* TASK DESCRIPTION *
Give every line of the data again, unchanged, but with no pictures.

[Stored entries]
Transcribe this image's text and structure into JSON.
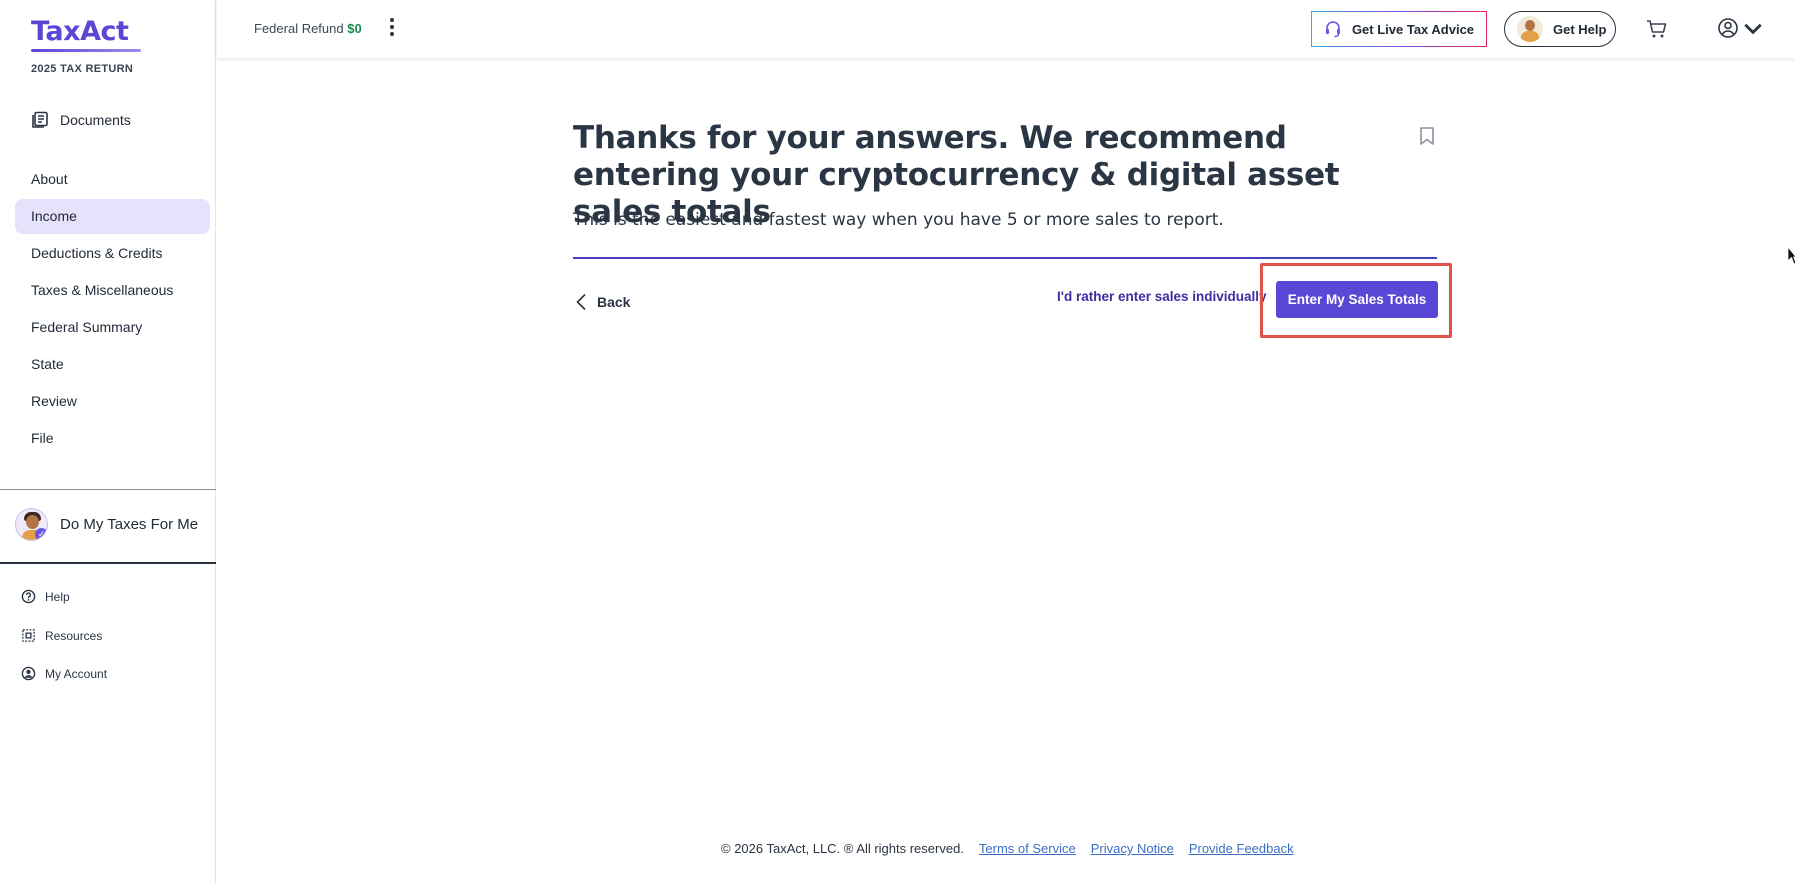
{
  "sidebar": {
    "logo": "TaxAct",
    "year_label": "2025 TAX RETURN",
    "documents": "Documents",
    "nav": [
      {
        "label": "About",
        "active": false
      },
      {
        "label": "Income",
        "active": true
      },
      {
        "label": "Deductions & Credits",
        "active": false
      },
      {
        "label": "Taxes & Miscellaneous",
        "active": false
      },
      {
        "label": "Federal Summary",
        "active": false
      },
      {
        "label": "State",
        "active": false
      },
      {
        "label": "Review",
        "active": false
      },
      {
        "label": "File",
        "active": false
      }
    ],
    "dmtfm": "Do My Taxes For Me",
    "utilities": [
      {
        "label": "Help",
        "icon": "question-circle-icon"
      },
      {
        "label": "Resources",
        "icon": "resources-icon"
      },
      {
        "label": "My Account",
        "icon": "user-circle-icon"
      }
    ]
  },
  "header": {
    "refund_label": "Federal Refund",
    "refund_amount": "$0",
    "live_advice": "Get Live Tax Advice",
    "get_help": "Get Help"
  },
  "main": {
    "title": "Thanks for your answers. We recommend entering your cryptocurrency & digital asset sales totals",
    "subtitle": "This is the easiest and fastest way when you have 5 or more sales to report.",
    "back": "Back",
    "alt_link": "I'd rather enter sales individually",
    "primary": "Enter My Sales Totals"
  },
  "footer": {
    "copyright": "© 2026 TaxAct, LLC. ® All rights reserved.",
    "terms": "Terms of Service",
    "privacy": "Privacy Notice",
    "feedback": "Provide Feedback"
  },
  "colors": {
    "brand": "#5a47d6",
    "active_nav_bg": "#e6e2fb",
    "refund_green": "#1b8a4d",
    "highlight": "#e0524a"
  }
}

* EXERCISE RESULT *
Transcribe this image's text and structure into JSON.
{
  "sidebar": {
    "logo": "TaxAct",
    "year_label": "2025 TAX RETURN",
    "documents": "Documents",
    "nav": [
      {
        "label": "About",
        "active": false
      },
      {
        "label": "Income",
        "active": true
      },
      {
        "label": "Deductions & Credits",
        "active": false
      },
      {
        "label": "Taxes & Miscellaneous",
        "active": false
      },
      {
        "label": "Federal Summary",
        "active": false
      },
      {
        "label": "State",
        "active": false
      },
      {
        "label": "Review",
        "active": false
      },
      {
        "label": "File",
        "active": false
      }
    ],
    "dmtfm": "Do My Taxes For Me",
    "utilities": [
      {
        "label": "Help",
        "icon": "question-circle-icon"
      },
      {
        "label": "Resources",
        "icon": "resources-icon"
      },
      {
        "label": "My Account",
        "icon": "user-circle-icon"
      }
    ]
  },
  "header": {
    "refund_label": "Federal Refund",
    "refund_amount": "$0",
    "live_advice": "Get Live Tax Advice",
    "get_help": "Get Help"
  },
  "main": {
    "title": "Thanks for your answers. We recommend entering your cryptocurrency & digital asset sales totals",
    "subtitle": "This is the easiest and fastest way when you have 5 or more sales to report.",
    "back": "Back",
    "alt_link": "I'd rather enter sales individually",
    "primary": "Enter My Sales Totals"
  },
  "footer": {
    "copyright": "© 2026 TaxAct, LLC. ® All rights reserved.",
    "terms": "Terms of Service",
    "privacy": "Privacy Notice",
    "feedback": "Provide Feedback"
  },
  "colors": {
    "brand": "#5a47d6",
    "active_nav_bg": "#e6e2fb",
    "refund_green": "#1b8a4d",
    "highlight": "#e0524a"
  }
}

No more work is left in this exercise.